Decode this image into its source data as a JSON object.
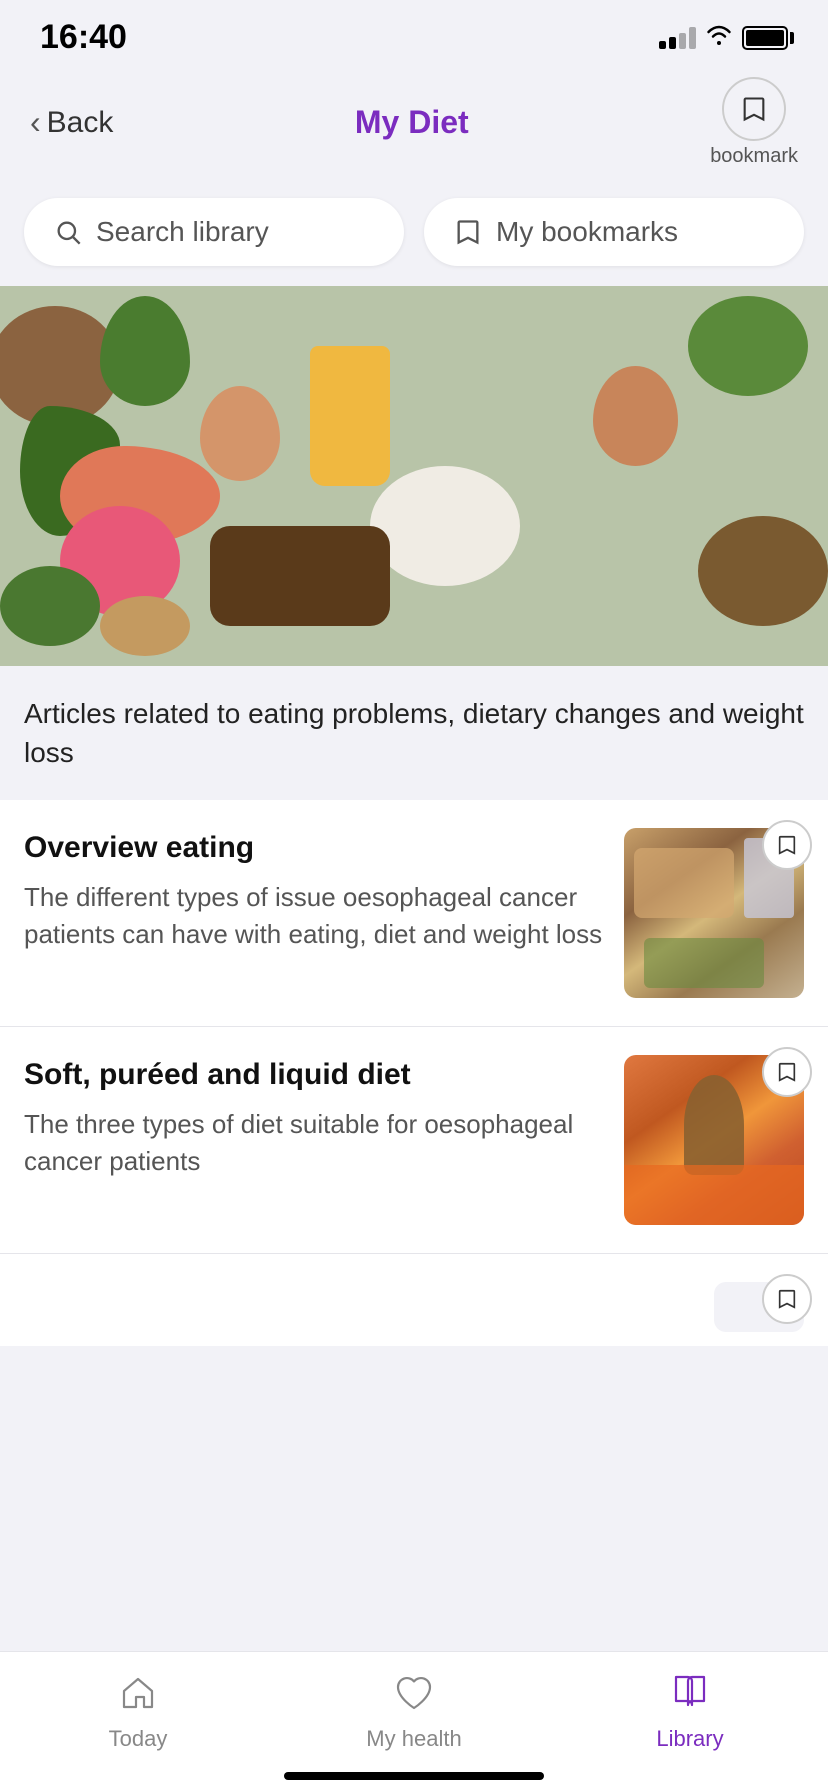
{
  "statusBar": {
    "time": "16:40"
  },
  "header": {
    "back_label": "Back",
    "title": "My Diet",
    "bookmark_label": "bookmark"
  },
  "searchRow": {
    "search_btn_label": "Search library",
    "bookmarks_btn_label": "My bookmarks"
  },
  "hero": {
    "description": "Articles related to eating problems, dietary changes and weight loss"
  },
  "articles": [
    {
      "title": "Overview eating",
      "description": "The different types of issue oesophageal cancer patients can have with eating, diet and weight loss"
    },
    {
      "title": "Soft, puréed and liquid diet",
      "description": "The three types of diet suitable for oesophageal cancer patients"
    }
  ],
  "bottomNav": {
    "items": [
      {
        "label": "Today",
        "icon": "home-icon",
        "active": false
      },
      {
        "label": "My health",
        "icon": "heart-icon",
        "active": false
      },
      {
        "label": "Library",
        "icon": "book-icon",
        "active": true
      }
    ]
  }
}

★ ★ ★

WHAT IS REQUIRED →
Restate, word for word, the entries above, dropping any picture.

RESPONSE →
Decode this image into its source data as a JSON object.
{
  "statusBar": {
    "time": "16:40"
  },
  "header": {
    "back_label": "Back",
    "title": "My Diet",
    "bookmark_label": "bookmark"
  },
  "searchRow": {
    "search_btn_label": "Search library",
    "bookmarks_btn_label": "My bookmarks"
  },
  "hero": {
    "description": "Articles related to eating problems, dietary changes and weight loss"
  },
  "articles": [
    {
      "title": "Overview eating",
      "description": "The different types of issue oesophageal cancer patients can have with eating, diet and weight loss"
    },
    {
      "title": "Soft, puréed and liquid diet",
      "description": "The three types of diet suitable for oesophageal cancer patients"
    }
  ],
  "bottomNav": {
    "items": [
      {
        "label": "Today",
        "icon": "home-icon",
        "active": false
      },
      {
        "label": "My health",
        "icon": "heart-icon",
        "active": false
      },
      {
        "label": "Library",
        "icon": "book-icon",
        "active": true
      }
    ]
  }
}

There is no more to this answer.